WHAT YOU NEED TO DO: Within the records below, find each line that holds the string "data", then copy it.

Stored entries:
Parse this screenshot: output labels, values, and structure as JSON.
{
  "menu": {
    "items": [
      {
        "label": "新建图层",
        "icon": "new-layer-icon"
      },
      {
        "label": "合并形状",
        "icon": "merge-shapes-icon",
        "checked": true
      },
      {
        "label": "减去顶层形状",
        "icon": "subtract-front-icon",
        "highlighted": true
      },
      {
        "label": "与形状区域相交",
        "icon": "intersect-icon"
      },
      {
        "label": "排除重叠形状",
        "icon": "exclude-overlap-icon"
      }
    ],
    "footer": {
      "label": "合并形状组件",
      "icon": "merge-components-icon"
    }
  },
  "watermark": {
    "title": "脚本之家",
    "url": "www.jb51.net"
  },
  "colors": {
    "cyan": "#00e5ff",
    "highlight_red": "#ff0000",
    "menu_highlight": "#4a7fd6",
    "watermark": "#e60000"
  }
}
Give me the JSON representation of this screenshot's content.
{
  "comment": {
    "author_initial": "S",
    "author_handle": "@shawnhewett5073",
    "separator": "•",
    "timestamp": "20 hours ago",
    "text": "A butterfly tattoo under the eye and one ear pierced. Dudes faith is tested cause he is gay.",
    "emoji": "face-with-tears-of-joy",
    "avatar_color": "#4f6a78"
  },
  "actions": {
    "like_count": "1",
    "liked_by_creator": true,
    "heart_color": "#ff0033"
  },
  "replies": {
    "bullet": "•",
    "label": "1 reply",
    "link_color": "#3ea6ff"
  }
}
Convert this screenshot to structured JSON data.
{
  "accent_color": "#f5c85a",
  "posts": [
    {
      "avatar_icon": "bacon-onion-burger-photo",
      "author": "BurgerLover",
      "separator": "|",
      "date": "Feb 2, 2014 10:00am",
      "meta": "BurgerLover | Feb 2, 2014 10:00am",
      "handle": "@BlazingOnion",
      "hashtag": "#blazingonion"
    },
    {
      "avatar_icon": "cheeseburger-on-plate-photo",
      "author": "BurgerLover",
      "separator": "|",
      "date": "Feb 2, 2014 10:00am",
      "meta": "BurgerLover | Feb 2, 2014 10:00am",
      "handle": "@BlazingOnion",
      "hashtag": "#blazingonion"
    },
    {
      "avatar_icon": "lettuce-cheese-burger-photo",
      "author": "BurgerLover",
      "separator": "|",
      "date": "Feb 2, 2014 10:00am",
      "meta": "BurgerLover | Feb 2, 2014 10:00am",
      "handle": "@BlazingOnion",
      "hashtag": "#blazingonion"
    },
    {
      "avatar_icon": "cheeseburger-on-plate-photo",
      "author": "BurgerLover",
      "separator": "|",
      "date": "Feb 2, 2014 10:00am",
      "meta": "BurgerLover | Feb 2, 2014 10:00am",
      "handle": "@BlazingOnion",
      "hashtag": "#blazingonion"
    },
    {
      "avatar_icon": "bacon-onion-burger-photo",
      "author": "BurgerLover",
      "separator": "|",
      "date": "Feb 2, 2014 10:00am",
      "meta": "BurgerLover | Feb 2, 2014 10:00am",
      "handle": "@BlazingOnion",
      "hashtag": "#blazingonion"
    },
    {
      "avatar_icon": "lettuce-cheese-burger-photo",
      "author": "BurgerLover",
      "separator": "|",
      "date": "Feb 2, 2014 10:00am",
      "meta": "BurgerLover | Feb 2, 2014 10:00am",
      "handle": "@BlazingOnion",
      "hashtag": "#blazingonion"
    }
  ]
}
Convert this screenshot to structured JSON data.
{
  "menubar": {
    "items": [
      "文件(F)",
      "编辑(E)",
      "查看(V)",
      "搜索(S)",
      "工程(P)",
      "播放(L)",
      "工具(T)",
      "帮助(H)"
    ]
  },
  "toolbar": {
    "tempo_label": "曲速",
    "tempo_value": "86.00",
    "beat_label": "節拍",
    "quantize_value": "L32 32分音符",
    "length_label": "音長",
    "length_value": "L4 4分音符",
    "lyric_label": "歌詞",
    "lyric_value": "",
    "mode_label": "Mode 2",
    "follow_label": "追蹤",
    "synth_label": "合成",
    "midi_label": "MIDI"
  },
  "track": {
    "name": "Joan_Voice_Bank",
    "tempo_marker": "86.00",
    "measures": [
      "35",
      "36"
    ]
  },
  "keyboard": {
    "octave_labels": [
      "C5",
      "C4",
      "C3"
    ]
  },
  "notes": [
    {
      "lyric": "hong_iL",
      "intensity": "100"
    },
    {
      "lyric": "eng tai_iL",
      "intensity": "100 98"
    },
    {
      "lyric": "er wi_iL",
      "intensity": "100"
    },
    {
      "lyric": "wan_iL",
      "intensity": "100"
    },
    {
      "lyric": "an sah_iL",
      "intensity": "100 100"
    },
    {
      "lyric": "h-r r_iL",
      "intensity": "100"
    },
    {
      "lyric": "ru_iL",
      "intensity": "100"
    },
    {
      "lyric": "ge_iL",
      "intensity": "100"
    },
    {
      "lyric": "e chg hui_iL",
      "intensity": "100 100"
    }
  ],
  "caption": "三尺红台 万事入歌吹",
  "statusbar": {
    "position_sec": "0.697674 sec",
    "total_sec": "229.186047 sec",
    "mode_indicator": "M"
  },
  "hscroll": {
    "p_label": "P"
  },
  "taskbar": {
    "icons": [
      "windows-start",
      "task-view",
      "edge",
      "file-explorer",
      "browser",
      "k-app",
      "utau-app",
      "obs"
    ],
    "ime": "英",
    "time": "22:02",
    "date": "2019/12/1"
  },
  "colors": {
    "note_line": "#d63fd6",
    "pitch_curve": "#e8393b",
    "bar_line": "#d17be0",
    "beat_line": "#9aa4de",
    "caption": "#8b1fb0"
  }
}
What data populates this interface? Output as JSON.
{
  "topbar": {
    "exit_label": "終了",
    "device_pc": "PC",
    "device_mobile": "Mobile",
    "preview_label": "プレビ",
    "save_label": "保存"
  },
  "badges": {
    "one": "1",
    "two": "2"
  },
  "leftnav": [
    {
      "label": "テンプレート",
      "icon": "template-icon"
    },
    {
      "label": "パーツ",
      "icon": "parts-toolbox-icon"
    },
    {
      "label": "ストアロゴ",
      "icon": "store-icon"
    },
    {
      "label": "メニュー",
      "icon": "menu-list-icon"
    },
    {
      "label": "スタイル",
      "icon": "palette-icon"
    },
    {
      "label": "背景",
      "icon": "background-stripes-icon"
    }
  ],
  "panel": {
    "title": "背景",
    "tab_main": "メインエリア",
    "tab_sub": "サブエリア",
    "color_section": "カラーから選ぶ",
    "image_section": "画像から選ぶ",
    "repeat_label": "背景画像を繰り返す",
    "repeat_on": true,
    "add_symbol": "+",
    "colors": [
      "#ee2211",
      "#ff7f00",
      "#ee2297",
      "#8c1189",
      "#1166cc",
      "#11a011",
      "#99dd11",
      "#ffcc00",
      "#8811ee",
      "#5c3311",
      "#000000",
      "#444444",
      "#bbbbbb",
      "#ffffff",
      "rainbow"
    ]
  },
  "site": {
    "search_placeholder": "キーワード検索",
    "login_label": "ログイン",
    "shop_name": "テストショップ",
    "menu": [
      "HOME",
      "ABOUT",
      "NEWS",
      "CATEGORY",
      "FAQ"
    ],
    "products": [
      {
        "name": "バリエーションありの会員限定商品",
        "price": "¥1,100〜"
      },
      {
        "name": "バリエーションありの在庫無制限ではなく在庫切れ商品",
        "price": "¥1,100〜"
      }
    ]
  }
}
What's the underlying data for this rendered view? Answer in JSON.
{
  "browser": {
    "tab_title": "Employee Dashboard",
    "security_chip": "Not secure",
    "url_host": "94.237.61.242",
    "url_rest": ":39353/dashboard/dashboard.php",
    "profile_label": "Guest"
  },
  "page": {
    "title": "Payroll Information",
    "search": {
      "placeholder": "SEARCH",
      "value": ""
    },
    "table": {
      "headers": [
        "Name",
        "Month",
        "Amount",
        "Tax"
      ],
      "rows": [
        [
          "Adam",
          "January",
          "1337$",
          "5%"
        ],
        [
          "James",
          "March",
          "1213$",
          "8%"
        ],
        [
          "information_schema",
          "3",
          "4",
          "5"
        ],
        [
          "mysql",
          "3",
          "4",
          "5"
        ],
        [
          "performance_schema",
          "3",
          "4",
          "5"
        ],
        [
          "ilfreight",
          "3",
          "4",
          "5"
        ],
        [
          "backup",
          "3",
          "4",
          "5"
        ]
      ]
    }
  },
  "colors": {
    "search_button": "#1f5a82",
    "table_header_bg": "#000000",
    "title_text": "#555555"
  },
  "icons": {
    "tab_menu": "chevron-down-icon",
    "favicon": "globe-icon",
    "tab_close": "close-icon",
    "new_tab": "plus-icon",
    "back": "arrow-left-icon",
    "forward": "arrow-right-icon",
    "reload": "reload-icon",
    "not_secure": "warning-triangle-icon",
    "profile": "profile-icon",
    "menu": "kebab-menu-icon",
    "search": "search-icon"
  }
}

PROBLEM SOLUTION:
Convert this screenshot to structured JSON data.
Convert this screenshot to structured JSON data.
What data populates this interface? Output as JSON.
What's the underlying data for this rendered view? Answer in JSON.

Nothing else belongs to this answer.